Goal of the exercise> Which lines in the entries below contain the word "with"? Show each of those lines in full.

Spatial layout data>
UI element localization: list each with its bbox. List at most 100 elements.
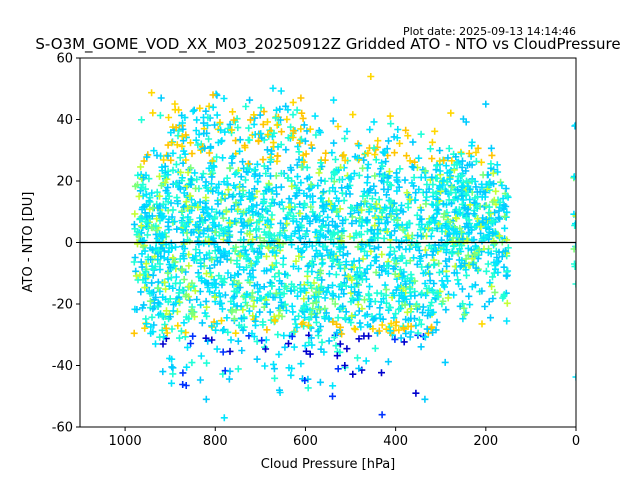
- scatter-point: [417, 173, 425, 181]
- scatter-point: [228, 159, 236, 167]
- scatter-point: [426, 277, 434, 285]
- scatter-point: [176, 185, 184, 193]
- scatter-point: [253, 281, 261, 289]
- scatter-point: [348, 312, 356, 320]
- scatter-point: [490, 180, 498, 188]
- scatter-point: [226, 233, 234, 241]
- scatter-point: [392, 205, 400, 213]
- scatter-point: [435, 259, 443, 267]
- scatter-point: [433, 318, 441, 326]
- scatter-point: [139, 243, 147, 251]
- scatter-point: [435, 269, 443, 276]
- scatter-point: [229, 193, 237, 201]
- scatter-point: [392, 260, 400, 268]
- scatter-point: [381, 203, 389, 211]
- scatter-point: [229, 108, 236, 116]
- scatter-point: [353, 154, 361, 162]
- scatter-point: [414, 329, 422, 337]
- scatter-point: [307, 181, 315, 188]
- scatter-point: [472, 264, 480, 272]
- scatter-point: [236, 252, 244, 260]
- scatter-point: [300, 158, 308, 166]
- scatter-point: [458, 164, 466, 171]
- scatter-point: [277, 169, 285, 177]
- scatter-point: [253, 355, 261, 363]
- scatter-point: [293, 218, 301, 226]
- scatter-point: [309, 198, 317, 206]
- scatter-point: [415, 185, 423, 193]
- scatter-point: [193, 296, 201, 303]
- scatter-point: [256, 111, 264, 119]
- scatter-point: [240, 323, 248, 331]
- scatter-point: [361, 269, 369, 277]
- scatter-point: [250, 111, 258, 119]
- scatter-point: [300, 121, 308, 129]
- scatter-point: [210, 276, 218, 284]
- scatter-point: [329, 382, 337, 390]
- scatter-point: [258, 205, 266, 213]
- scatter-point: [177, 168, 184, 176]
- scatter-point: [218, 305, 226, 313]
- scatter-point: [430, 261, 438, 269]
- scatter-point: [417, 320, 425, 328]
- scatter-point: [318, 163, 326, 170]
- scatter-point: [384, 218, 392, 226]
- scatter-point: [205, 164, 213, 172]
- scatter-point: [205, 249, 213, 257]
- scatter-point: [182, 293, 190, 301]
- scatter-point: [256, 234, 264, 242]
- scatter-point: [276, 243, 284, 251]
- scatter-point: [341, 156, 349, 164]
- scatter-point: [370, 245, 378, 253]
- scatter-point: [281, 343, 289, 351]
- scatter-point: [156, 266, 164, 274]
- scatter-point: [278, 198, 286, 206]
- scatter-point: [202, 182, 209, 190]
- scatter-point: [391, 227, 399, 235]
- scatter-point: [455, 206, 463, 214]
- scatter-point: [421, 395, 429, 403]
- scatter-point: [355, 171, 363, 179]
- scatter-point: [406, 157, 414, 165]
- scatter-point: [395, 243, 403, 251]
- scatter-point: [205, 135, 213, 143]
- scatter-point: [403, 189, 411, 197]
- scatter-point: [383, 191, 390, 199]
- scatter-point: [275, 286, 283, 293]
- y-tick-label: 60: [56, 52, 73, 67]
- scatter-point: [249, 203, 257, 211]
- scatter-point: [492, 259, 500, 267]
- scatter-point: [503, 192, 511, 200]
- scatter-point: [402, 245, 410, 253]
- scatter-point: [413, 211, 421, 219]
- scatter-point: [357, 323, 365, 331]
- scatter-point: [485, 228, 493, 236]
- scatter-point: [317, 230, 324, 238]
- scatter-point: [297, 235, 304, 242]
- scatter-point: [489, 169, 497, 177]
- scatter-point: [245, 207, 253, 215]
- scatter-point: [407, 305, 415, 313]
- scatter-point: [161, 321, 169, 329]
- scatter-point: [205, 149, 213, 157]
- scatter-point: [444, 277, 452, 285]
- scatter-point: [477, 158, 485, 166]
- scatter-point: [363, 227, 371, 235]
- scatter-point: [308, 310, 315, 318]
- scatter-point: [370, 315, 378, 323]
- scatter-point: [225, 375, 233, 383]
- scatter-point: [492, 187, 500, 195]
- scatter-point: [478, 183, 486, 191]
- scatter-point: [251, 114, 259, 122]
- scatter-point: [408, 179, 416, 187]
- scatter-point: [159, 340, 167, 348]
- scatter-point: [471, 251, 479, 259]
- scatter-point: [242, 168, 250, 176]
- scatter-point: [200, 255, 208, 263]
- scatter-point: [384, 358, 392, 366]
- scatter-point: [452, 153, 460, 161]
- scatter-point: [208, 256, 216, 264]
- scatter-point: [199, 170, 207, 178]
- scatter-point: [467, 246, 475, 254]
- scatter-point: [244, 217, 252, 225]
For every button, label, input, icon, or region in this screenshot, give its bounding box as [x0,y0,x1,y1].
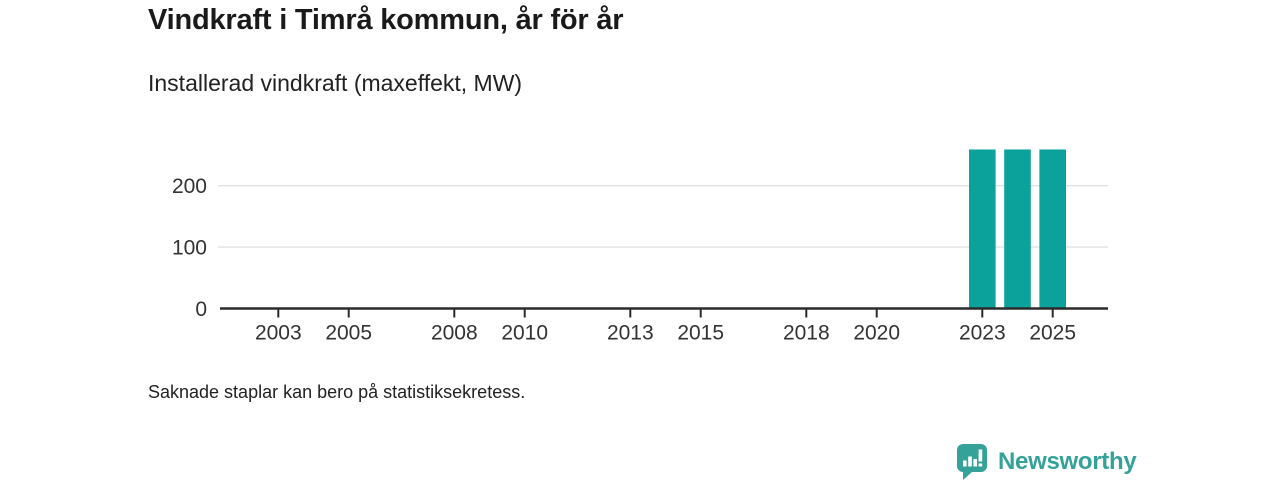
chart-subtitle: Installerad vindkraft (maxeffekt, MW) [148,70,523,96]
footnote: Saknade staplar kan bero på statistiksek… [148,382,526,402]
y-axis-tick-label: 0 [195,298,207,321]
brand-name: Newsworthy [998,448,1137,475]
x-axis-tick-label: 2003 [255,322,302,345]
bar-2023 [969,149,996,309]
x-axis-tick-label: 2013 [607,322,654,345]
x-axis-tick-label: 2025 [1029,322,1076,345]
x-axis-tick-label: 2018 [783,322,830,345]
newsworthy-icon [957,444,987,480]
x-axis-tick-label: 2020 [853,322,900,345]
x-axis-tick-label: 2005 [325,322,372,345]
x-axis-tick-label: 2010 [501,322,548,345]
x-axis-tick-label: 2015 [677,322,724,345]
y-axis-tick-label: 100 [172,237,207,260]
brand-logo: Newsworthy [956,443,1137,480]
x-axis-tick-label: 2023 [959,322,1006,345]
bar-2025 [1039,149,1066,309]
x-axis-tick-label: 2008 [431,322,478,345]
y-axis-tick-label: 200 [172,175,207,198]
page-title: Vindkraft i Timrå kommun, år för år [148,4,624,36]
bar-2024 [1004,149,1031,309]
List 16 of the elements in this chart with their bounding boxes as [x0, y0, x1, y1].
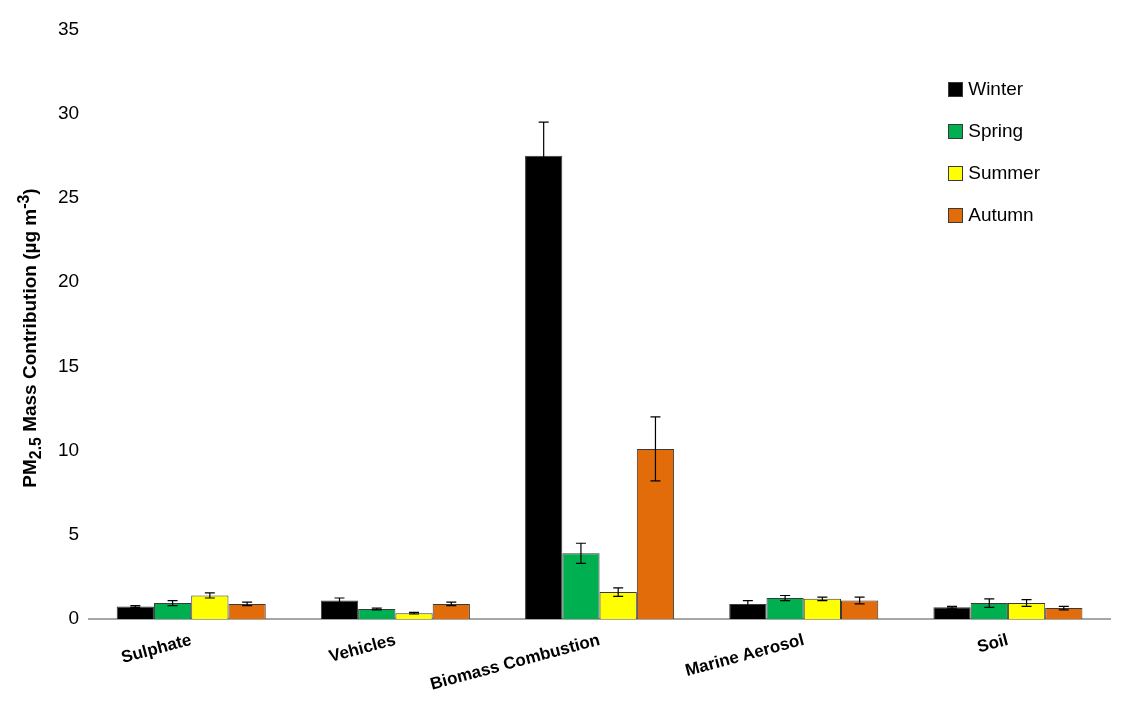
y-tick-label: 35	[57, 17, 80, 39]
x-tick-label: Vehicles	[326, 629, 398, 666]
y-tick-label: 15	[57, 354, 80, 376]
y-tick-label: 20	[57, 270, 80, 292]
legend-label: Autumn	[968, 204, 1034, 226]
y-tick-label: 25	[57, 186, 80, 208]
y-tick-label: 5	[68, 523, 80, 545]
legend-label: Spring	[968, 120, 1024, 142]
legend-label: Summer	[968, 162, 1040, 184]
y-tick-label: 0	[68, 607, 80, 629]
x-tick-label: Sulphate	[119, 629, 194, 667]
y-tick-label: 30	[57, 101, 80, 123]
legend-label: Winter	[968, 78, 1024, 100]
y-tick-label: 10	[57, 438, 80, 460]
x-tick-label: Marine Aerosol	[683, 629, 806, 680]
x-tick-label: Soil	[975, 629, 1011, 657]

Answer for the task>
UI element localization: list each with its bbox. List at most 100 elements.
List 16 of the elements in this chart with their bounding boxes as [x0, y0, x1, y1].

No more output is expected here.